INSTRUCTION:
Find every line below that contains the word "iteration" and copy it out.

======== EXTRACTED RECORDS ========

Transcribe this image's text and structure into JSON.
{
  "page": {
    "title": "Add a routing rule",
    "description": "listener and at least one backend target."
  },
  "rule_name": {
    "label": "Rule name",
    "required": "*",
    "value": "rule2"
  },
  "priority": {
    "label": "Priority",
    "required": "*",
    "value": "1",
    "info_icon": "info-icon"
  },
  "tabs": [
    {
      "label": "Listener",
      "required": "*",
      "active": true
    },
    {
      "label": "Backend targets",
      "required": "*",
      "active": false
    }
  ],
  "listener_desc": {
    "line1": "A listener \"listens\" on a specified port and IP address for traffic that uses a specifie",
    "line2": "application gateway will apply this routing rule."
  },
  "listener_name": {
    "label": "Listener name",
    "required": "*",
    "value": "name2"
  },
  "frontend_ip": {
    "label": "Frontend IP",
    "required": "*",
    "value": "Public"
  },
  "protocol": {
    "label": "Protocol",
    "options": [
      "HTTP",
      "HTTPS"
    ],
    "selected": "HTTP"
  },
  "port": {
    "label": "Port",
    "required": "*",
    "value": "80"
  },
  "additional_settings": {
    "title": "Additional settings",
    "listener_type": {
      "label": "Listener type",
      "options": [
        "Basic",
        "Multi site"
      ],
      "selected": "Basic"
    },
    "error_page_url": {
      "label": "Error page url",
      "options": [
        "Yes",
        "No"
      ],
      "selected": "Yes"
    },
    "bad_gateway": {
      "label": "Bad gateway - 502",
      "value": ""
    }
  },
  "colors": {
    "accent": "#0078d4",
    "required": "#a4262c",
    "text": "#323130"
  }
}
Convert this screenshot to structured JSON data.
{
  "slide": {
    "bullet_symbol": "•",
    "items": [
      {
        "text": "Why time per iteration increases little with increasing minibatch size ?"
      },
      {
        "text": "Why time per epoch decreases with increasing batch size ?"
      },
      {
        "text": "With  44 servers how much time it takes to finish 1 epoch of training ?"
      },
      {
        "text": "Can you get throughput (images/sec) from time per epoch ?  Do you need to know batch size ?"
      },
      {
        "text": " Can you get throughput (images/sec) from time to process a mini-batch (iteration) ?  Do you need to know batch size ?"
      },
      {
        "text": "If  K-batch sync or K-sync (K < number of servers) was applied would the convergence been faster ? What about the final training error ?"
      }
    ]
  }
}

========

FULL OUTPUT:
        "text": "Why time per iteration increases little with increasing minibatch size ?"
        "text": " Can you get throughput (images/sec) from time to process a mini-batch (iteration) ?  Do you need to know batch size ?"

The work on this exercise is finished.